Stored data

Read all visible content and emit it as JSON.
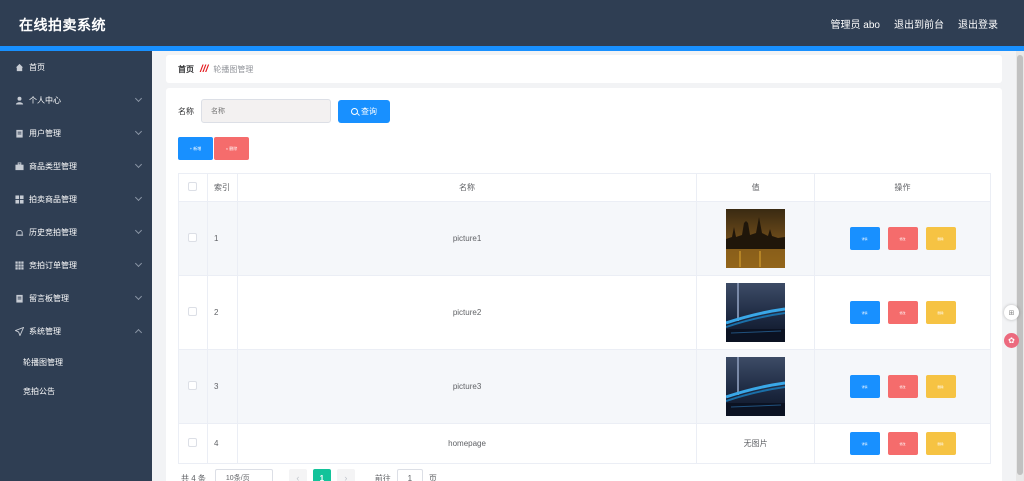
{
  "app": {
    "title": "在线拍卖系统"
  },
  "header": {
    "admin_label": "管理员 abo",
    "front_label": "退出到前台",
    "logout_label": "退出登录"
  },
  "sidebar": {
    "items": [
      {
        "label": "首页",
        "icon": "home-icon",
        "expandable": false
      },
      {
        "label": "个人中心",
        "icon": "user-icon",
        "expandable": true
      },
      {
        "label": "用户管理",
        "icon": "clipboard-icon",
        "expandable": true
      },
      {
        "label": "商品类型管理",
        "icon": "briefcase-icon",
        "expandable": true
      },
      {
        "label": "拍卖商品管理",
        "icon": "grid-icon",
        "expandable": true
      },
      {
        "label": "历史竞拍管理",
        "icon": "bell-icon",
        "expandable": true
      },
      {
        "label": "竞拍订单管理",
        "icon": "grid9-icon",
        "expandable": true
      },
      {
        "label": "留言板管理",
        "icon": "clipboard-icon",
        "expandable": true
      },
      {
        "label": "系统管理",
        "icon": "send-icon",
        "expandable": true,
        "expanded": true
      }
    ],
    "sub_items": [
      "轮播图管理",
      "竞拍公告"
    ]
  },
  "breadcrumb": {
    "home": "首页",
    "current": "轮播图管理"
  },
  "search": {
    "label": "名称",
    "placeholder": "名称",
    "button": "查询"
  },
  "actions": {
    "add": "+ 新增",
    "delete": "× 删除"
  },
  "table": {
    "headers": {
      "index": "索引",
      "name": "名称",
      "value": "值",
      "ops": "操作"
    },
    "rows": [
      {
        "index": "1",
        "name": "picture1",
        "value_type": "image",
        "image": "city-night-icon"
      },
      {
        "index": "2",
        "name": "picture2",
        "value_type": "image",
        "image": "bridge-night-icon"
      },
      {
        "index": "3",
        "name": "picture3",
        "value_type": "image",
        "image": "bridge-night-icon"
      },
      {
        "index": "4",
        "name": "homepage",
        "value_type": "text",
        "value": "无图片"
      }
    ],
    "row_ops": {
      "detail": "详情",
      "edit": "修改",
      "delete": "删除"
    }
  },
  "pagination": {
    "total": "共 4 条",
    "page_size": "10条/页",
    "current_page": "1",
    "goto_prefix": "前往",
    "goto_value": "1",
    "goto_suffix": "页"
  },
  "colors": {
    "header_bg": "#2f3e53",
    "accent": "#1890ff",
    "danger": "#f56c6c",
    "warning": "#f6c343",
    "page_active": "#13c39a"
  }
}
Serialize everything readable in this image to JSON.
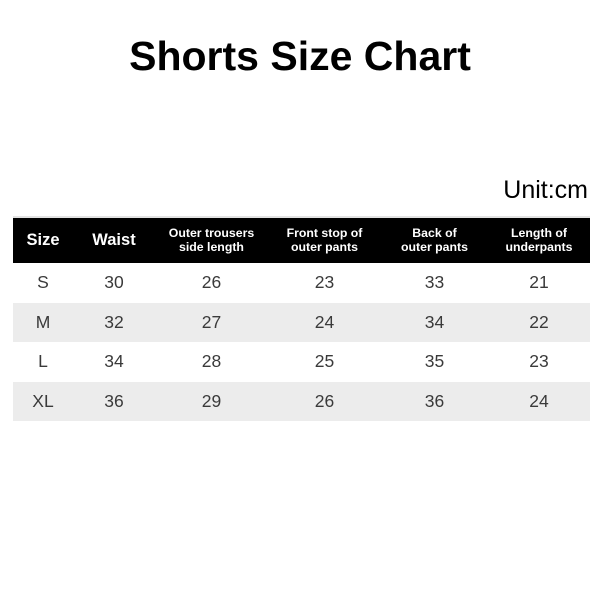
{
  "title": "Shorts Size Chart",
  "unit_note": "Unit:cm",
  "colors": {
    "header_background": "#000000",
    "header_text": "#ffffff",
    "stripe_row": "#ececec",
    "plain_row": "#ffffff",
    "data_text": "#3a3a3a",
    "title_text": "#000000",
    "top_rule": "#e3e3e3"
  },
  "table": {
    "headers": [
      {
        "lines": [
          "Size"
        ],
        "size": "big"
      },
      {
        "lines": [
          "Waist"
        ],
        "size": "big"
      },
      {
        "lines": [
          "Outer trousers",
          "side length"
        ],
        "size": "small"
      },
      {
        "lines": [
          "Front stop of",
          "outer pants"
        ],
        "size": "small"
      },
      {
        "lines": [
          "Back of",
          "outer pants"
        ],
        "size": "small"
      },
      {
        "lines": [
          "Length of",
          "underpants"
        ],
        "size": "small"
      }
    ],
    "rows": [
      {
        "cells": [
          "S",
          "30",
          "26",
          "23",
          "33",
          "21"
        ],
        "striped": false
      },
      {
        "cells": [
          "M",
          "32",
          "27",
          "24",
          "34",
          "22"
        ],
        "striped": true
      },
      {
        "cells": [
          "L",
          "34",
          "28",
          "25",
          "35",
          "23"
        ],
        "striped": false
      },
      {
        "cells": [
          "XL",
          "36",
          "29",
          "26",
          "36",
          "24"
        ],
        "striped": true
      }
    ]
  },
  "chart_data": {
    "type": "table",
    "title": "Shorts Size Chart",
    "subtitle": "Unit:cm",
    "units": "cm",
    "columns": [
      "Size",
      "Waist",
      "Outer trousers side length",
      "Front stop of outer pants",
      "Back of outer pants",
      "Length of underpants"
    ],
    "categories": [
      "S",
      "M",
      "L",
      "XL"
    ],
    "series": [
      {
        "name": "Waist",
        "values": [
          30,
          32,
          34,
          36
        ]
      },
      {
        "name": "Outer trousers side length",
        "values": [
          26,
          27,
          28,
          29
        ]
      },
      {
        "name": "Front stop of outer pants",
        "values": [
          23,
          24,
          25,
          26
        ]
      },
      {
        "name": "Back of outer pants",
        "values": [
          33,
          34,
          35,
          36
        ]
      },
      {
        "name": "Length of underpants",
        "values": [
          21,
          22,
          23,
          24
        ]
      }
    ],
    "rows": [
      [
        "S",
        30,
        26,
        23,
        33,
        21
      ],
      [
        "M",
        32,
        27,
        24,
        34,
        22
      ],
      [
        "L",
        34,
        28,
        25,
        35,
        23
      ],
      [
        "XL",
        36,
        29,
        26,
        36,
        24
      ]
    ]
  }
}
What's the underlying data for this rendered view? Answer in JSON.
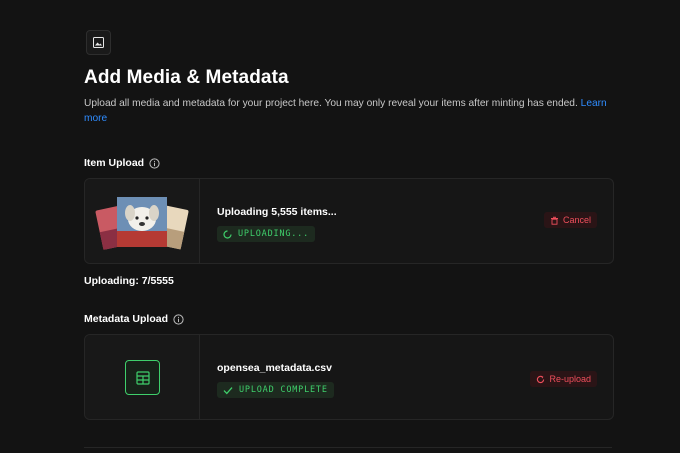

### Problem requirements
Please repeat the entries exactly. Do not include the pictures.

### Result of the exercise
Read all visible content and emit it as JSON.
{
  "app": {
    "title": "在线拍卖系统"
  },
  "header": {
    "admin_label": "管理员 abo",
    "front_label": "退出到前台",
    "logout_label": "退出登录"
  },
  "sidebar": {
    "items": [
      {
        "label": "首页",
        "icon": "home-icon",
        "expandable": false
      },
      {
        "label": "个人中心",
        "icon": "user-icon",
        "expandable": true
      },
      {
        "label": "用户管理",
        "icon": "clipboard-icon",
        "expandable": true
      },
      {
        "label": "商品类型管理",
        "icon": "briefcase-icon",
        "expandable": true
      },
      {
        "label": "拍卖商品管理",
        "icon": "grid-icon",
        "expandable": true
      },
      {
        "label": "历史竞拍管理",
        "icon": "bell-icon",
        "expandable": true
      },
      {
        "label": "竞拍订单管理",
        "icon": "grid9-icon",
        "expandable": true
      },
      {
        "label": "留言板管理",
        "icon": "clipboard-icon",
        "expandable": true
      },
      {
        "label": "系统管理",
        "icon": "send-icon",
        "expandable": true,
        "expanded": true
      }
    ],
    "sub_items": [
      "轮播图管理",
      "竞拍公告"
    ]
  },
  "breadcrumb": {
    "home": "首页",
    "current": "轮播图管理"
  },
  "search": {
    "label": "名称",
    "placeholder": "名称",
    "button": "查询"
  },
  "actions": {
    "add": "+ 新增",
    "delete": "× 删除"
  },
  "table": {
    "headers": {
      "index": "索引",
      "name": "名称",
      "value": "值",
      "ops": "操作"
    },
    "rows": [
      {
        "index": "1",
        "name": "picture1",
        "value_type": "image",
        "image": "city-night-icon"
      },
      {
        "index": "2",
        "name": "picture2",
        "value_type": "image",
        "image": "bridge-night-icon"
      },
      {
        "index": "3",
        "name": "picture3",
        "value_type": "image",
        "image": "bridge-night-icon"
      },
      {
        "index": "4",
        "name": "homepage",
        "value_type": "text",
        "value": "无图片"
      }
    ],
    "row_ops": {
      "detail": "详情",
      "edit": "修改",
      "delete": "删除"
    }
  },
  "pagination": {
    "total": "共 4 条",
    "page_size": "10条/页",
    "current_page": "1",
    "goto_prefix": "前往",
    "goto_value": "1",
    "goto_suffix": "页"
  },
  "colors": {
    "header_bg": "#2f3e53",
    "accent": "#1890ff",
    "danger": "#f56c6c",
    "warning": "#f6c343",
    "page_active": "#13c39a"
  }
}
Serialize everything readable in this image to JSON.
{
  "title": "Shorts Size Chart",
  "unit_note": "Unit:cm",
  "colors": {
    "header_background": "#000000",
    "header_text": "#ffffff",
    "stripe_row": "#ececec",
    "plain_row": "#ffffff",
    "data_text": "#3a3a3a",
    "title_text": "#000000",
    "top_rule": "#e3e3e3"
  },
  "table": {
    "headers": [
      {
        "lines": [
          "Size"
        ],
        "size": "big"
      },
      {
        "lines": [
          "Waist"
        ],
        "size": "big"
      },
      {
        "lines": [
          "Outer trousers",
          "side length"
        ],
        "size": "small"
      },
      {
        "lines": [
          "Front stop of",
          "outer pants"
        ],
        "size": "small"
      },
      {
        "lines": [
          "Back of",
          "outer pants"
        ],
        "size": "small"
      },
      {
        "lines": [
          "Length of",
          "underpants"
        ],
        "size": "small"
      }
    ],
    "rows": [
      {
        "cells": [
          "S",
          "30",
          "26",
          "23",
          "33",
          "21"
        ],
        "striped": false
      },
      {
        "cells": [
          "M",
          "32",
          "27",
          "24",
          "34",
          "22"
        ],
        "striped": true
      },
      {
        "cells": [
          "L",
          "34",
          "28",
          "25",
          "35",
          "23"
        ],
        "striped": false
      },
      {
        "cells": [
          "XL",
          "36",
          "29",
          "26",
          "36",
          "24"
        ],
        "striped": true
      }
    ]
  },
  "chart_data": {
    "type": "table",
    "title": "Shorts Size Chart",
    "subtitle": "Unit:cm",
    "units": "cm",
    "columns": [
      "Size",
      "Waist",
      "Outer trousers side length",
      "Front stop of outer pants",
      "Back of outer pants",
      "Length of underpants"
    ],
    "categories": [
      "S",
      "M",
      "L",
      "XL"
    ],
    "series": [
      {
        "name": "Waist",
        "values": [
          30,
          32,
          34,
          36
        ]
      },
      {
        "name": "Outer trousers side length",
        "values": [
          26,
          27,
          28,
          29
        ]
      },
      {
        "name": "Front stop of outer pants",
        "values": [
          23,
          24,
          25,
          26
        ]
      },
      {
        "name": "Back of outer pants",
        "values": [
          33,
          34,
          35,
          36
        ]
      },
      {
        "name": "Length of underpants",
        "values": [
          21,
          22,
          23,
          24
        ]
      }
    ],
    "rows": [
      [
        "S",
        30,
        26,
        23,
        33,
        21
      ],
      [
        "M",
        32,
        27,
        24,
        34,
        22
      ],
      [
        "L",
        34,
        28,
        25,
        35,
        23
      ],
      [
        "XL",
        36,
        29,
        26,
        36,
        24
      ]
    ]
  }
}
What's the underlying data for this rendered view? Answer in JSON.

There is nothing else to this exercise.